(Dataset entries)
● ● ●

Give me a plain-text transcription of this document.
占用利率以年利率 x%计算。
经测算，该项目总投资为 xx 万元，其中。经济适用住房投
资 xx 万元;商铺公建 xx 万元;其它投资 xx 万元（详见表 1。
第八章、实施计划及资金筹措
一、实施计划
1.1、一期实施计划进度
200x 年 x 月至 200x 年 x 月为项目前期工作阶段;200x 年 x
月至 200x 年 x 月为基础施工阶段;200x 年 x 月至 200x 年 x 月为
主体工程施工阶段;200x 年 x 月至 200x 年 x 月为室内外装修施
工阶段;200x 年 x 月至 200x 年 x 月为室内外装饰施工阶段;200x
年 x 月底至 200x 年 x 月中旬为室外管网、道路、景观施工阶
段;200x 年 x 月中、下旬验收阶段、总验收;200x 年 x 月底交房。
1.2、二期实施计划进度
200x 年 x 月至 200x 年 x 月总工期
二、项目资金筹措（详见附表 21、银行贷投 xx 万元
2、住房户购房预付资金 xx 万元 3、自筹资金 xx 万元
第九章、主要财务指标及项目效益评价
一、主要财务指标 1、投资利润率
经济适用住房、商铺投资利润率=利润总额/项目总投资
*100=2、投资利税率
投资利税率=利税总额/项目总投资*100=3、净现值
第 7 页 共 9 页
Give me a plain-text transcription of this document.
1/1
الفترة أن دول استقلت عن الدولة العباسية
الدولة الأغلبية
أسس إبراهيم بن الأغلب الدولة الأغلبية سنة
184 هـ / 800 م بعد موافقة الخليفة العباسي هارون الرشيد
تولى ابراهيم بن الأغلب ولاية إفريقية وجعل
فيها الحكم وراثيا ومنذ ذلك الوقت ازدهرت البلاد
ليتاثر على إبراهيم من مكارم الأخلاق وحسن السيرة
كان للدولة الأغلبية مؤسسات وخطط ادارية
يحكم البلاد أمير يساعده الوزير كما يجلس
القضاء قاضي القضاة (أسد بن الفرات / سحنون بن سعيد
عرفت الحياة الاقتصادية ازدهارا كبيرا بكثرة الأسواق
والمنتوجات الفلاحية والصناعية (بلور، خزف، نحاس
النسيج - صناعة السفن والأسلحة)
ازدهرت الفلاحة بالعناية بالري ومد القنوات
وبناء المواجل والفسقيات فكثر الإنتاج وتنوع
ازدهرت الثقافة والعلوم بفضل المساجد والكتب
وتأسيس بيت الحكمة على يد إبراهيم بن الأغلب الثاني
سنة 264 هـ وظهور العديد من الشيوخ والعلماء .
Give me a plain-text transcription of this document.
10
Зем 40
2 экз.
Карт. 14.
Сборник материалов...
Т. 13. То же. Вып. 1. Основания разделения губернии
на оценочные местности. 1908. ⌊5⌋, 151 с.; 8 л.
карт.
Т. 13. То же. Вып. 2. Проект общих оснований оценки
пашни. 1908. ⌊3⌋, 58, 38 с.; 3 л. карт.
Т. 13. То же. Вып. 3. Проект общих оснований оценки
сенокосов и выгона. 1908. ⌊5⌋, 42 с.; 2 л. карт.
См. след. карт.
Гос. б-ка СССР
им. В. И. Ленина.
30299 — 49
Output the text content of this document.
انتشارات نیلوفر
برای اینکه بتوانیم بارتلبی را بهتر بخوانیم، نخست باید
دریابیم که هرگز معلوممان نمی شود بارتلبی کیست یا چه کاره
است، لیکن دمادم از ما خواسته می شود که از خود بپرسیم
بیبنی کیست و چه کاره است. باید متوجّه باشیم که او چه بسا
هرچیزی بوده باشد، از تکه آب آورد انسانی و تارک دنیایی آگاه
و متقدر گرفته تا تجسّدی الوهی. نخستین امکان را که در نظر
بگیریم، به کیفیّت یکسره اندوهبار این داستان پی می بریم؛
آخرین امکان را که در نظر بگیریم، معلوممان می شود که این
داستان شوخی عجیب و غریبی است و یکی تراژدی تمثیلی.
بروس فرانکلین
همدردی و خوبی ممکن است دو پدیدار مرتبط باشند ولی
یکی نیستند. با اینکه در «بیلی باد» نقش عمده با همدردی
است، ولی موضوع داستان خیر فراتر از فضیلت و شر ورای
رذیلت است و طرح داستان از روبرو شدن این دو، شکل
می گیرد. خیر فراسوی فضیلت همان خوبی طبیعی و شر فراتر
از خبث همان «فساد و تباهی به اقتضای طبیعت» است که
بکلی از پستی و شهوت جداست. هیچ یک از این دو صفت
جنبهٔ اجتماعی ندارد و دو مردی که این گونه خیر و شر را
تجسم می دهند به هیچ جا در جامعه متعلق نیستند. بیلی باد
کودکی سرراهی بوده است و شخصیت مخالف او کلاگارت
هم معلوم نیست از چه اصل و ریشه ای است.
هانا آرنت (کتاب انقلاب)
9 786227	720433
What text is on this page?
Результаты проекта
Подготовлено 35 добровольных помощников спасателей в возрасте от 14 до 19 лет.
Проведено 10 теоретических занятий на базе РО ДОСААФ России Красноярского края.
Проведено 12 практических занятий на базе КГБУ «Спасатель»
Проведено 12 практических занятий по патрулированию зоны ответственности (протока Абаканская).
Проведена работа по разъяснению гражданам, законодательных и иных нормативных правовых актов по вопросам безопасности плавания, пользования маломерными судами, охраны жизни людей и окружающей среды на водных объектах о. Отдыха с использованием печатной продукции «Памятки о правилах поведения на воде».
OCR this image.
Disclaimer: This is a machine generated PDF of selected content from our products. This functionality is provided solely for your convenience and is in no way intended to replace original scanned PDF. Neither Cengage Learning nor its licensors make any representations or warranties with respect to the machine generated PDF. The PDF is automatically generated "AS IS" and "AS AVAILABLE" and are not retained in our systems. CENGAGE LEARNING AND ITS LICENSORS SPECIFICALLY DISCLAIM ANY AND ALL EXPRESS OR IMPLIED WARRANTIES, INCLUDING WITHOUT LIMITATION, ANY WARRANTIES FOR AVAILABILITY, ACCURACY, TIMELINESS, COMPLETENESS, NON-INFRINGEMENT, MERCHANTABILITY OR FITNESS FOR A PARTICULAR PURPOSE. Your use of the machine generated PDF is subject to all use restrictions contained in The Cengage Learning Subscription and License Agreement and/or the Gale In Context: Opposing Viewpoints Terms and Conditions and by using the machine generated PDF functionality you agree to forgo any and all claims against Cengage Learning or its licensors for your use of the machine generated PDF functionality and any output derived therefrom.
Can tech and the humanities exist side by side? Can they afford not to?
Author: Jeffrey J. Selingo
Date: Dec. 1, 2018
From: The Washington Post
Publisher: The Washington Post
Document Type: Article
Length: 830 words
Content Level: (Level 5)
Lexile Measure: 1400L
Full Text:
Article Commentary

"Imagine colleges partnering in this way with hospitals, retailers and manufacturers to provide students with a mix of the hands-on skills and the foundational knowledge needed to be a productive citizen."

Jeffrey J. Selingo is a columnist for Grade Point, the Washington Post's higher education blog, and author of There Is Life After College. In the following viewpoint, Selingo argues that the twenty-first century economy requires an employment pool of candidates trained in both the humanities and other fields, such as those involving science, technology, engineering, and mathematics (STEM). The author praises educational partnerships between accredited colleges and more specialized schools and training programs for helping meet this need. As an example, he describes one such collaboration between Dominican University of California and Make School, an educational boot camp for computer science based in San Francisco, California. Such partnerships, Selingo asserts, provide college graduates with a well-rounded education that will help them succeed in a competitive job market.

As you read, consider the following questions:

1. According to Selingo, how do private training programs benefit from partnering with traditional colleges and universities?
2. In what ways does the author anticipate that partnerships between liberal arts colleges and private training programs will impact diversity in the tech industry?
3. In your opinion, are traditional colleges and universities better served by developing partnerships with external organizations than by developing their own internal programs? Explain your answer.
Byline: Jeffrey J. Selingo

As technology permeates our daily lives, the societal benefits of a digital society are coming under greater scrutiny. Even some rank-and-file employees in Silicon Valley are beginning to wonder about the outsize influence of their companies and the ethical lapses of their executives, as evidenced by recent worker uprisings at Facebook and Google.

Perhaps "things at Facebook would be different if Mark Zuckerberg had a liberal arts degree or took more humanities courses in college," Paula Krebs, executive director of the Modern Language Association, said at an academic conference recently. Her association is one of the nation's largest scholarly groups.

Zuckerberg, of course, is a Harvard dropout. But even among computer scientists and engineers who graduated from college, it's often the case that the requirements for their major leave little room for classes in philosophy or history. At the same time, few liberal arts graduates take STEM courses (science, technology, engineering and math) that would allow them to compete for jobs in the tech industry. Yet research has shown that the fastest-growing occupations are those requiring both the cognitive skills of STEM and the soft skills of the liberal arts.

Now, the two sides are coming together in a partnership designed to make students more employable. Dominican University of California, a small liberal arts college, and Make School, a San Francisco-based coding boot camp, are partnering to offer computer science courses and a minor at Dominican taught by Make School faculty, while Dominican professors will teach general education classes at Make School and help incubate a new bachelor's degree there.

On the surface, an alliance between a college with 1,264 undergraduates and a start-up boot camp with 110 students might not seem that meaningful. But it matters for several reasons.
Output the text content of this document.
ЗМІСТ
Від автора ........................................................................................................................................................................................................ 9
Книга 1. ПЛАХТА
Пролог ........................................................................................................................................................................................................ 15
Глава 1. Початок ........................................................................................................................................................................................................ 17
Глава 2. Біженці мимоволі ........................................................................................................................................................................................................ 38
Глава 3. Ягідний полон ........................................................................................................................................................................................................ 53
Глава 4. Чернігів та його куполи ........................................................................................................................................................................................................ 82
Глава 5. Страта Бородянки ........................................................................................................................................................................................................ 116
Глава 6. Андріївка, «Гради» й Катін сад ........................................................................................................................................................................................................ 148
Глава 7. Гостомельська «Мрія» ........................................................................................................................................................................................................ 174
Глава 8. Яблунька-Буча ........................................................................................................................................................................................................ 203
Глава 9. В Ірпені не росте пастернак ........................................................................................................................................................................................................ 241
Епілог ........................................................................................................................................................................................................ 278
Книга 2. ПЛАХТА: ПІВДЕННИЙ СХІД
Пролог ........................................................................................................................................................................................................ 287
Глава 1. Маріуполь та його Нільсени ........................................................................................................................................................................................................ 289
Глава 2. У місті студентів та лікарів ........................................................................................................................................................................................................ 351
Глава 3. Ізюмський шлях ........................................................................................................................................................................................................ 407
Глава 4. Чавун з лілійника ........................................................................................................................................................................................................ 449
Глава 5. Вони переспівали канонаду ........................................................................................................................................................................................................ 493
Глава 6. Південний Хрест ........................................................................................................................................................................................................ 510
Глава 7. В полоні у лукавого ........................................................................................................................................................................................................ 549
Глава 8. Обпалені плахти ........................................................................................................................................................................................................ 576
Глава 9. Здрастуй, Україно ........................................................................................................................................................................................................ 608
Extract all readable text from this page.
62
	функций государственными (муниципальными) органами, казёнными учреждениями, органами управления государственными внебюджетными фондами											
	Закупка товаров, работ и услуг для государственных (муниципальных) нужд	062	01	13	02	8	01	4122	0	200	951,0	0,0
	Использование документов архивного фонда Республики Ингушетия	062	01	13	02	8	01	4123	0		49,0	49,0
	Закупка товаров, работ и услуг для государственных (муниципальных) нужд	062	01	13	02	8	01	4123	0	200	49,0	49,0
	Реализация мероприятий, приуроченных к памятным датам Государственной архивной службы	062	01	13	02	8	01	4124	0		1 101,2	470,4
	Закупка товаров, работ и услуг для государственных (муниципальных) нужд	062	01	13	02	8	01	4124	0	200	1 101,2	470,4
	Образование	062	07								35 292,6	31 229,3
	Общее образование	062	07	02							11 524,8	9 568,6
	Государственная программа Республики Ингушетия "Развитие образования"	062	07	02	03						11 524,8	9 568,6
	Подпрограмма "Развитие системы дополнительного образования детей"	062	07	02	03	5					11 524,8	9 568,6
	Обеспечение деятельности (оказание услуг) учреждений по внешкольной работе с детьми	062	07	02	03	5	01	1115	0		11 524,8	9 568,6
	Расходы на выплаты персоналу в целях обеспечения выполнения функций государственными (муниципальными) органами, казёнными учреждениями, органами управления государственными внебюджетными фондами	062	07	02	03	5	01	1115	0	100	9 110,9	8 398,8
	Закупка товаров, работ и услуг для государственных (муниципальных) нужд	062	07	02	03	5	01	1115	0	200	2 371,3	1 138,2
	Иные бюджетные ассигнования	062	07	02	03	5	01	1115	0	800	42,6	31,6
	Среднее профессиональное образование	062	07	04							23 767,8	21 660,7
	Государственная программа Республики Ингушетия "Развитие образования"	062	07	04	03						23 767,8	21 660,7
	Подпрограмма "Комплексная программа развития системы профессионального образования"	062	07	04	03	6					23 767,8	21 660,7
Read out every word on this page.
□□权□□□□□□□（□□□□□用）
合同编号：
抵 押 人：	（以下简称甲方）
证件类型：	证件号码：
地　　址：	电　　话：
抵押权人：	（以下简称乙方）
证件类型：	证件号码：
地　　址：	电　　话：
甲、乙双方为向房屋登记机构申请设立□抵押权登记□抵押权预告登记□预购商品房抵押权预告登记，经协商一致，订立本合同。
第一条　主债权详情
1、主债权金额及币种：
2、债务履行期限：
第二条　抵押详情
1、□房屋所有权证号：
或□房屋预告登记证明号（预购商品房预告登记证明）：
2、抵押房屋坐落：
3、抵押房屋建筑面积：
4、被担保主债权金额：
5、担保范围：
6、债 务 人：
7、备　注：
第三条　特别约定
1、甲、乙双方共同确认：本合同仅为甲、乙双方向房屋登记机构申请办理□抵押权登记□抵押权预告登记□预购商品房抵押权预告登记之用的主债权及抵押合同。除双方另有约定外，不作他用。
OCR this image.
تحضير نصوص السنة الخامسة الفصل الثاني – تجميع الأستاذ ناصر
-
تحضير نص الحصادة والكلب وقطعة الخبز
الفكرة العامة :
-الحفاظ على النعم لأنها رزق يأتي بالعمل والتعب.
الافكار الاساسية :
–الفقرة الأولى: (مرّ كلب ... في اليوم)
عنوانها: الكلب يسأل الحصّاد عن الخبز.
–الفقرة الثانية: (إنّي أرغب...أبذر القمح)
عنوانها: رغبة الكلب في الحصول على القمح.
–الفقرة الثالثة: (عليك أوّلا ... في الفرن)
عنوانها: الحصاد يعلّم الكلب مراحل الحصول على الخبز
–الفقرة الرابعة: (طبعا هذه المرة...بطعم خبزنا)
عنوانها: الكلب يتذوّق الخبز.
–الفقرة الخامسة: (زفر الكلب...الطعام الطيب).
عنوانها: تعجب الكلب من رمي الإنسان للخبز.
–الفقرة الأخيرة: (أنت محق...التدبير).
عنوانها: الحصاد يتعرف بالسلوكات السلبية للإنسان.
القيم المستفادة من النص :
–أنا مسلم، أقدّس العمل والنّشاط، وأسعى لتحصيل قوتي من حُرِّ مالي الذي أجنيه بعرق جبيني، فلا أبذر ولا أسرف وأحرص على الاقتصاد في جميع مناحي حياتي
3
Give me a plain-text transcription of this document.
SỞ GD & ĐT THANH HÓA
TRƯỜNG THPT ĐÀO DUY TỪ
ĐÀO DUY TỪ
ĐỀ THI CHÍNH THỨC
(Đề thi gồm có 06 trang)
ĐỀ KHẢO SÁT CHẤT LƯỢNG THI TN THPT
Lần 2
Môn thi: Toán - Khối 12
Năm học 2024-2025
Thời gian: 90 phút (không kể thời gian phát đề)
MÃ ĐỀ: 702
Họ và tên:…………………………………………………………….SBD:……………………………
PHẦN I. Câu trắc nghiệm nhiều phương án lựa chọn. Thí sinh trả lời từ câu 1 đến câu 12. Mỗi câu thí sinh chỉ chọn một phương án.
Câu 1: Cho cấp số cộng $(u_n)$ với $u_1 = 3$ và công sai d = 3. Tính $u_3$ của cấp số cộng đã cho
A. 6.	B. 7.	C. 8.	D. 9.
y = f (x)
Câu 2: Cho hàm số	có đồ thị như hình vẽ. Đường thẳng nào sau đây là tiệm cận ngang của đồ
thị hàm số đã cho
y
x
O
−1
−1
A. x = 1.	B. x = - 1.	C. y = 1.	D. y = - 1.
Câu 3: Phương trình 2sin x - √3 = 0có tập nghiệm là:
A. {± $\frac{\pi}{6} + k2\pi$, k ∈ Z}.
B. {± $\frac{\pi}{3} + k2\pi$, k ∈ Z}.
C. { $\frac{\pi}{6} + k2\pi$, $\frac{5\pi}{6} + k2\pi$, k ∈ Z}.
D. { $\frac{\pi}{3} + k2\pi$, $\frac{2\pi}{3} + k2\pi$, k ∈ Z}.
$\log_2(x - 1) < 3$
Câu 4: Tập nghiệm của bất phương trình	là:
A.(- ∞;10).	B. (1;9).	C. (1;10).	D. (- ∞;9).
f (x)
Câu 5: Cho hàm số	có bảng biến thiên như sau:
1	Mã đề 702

● ● ●

Exercise:
Which lines of the data above contain "оценки"? Copy each one.

Solution to this problem:
Т. 13. То же. Вып. 2. Проект общих оснований оценки
Т. 13. То же. Вып. 3. Проект общих оснований оценки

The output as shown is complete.